Your task is to repeat all of the data exactly while excluding the pictures.

•••

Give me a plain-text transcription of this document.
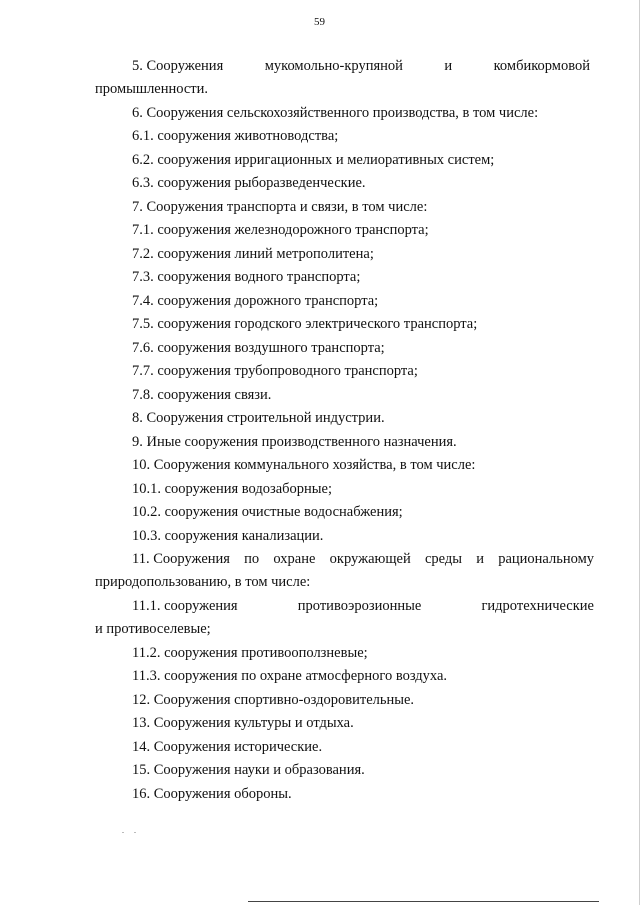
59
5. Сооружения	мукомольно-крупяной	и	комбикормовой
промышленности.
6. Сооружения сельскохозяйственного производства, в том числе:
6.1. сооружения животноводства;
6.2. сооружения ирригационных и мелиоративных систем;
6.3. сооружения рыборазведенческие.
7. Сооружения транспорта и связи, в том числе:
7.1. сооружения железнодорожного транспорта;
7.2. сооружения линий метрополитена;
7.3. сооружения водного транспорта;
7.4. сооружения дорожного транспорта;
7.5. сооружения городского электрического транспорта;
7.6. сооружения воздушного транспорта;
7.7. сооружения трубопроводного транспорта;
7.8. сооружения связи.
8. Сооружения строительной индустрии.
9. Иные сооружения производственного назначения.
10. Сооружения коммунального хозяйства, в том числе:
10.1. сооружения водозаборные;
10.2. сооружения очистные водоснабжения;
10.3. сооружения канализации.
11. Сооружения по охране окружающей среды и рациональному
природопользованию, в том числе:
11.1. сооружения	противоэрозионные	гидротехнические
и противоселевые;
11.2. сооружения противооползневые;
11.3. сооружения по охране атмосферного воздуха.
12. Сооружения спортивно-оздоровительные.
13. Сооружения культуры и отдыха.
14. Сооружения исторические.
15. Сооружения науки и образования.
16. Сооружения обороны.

•••

IN RESPONSE:
Give me a plain-text transcription of this document.
59
5. Сооружения	мукомольно-крупяной	и	комбикормовой
промышленности.
6. Сооружения сельскохозяйственного производства, в том числе:
6.1. сооружения животноводства;
6.2. сооружения ирригационных и мелиоративных систем;
6.3. сооружения рыборазведенческие.
7. Сооружения транспорта и связи, в том числе:
7.1. сооружения железнодорожного транспорта;
7.2. сооружения линий метрополитена;
7.3. сооружения водного транспорта;
7.4. сооружения дорожного транспорта;
7.5. сооружения городского электрического транспорта;
7.6. сооружения воздушного транспорта;
7.7. сооружения трубопроводного транспорта;
7.8. сооружения связи.
8. Сооружения строительной индустрии.
9. Иные сооружения производственного назначения.
10. Сооружения коммунального хозяйства, в том числе:
10.1. сооружения водозаборные;
10.2. сооружения очистные водоснабжения;
10.3. сооружения канализации.
11. Сооружения по охране окружающей среды и рациональному
природопользованию, в том числе:
11.1. сооружения	противоэрозионные	гидротехнические
и противоселевые;
11.2. сооружения противооползневые;
11.3. сооружения по охране атмосферного воздуха.
12. Сооружения спортивно-оздоровительные.
13. Сооружения культуры и отдыха.
14. Сооружения исторические.
15. Сооружения науки и образования.
16. Сооружения обороны.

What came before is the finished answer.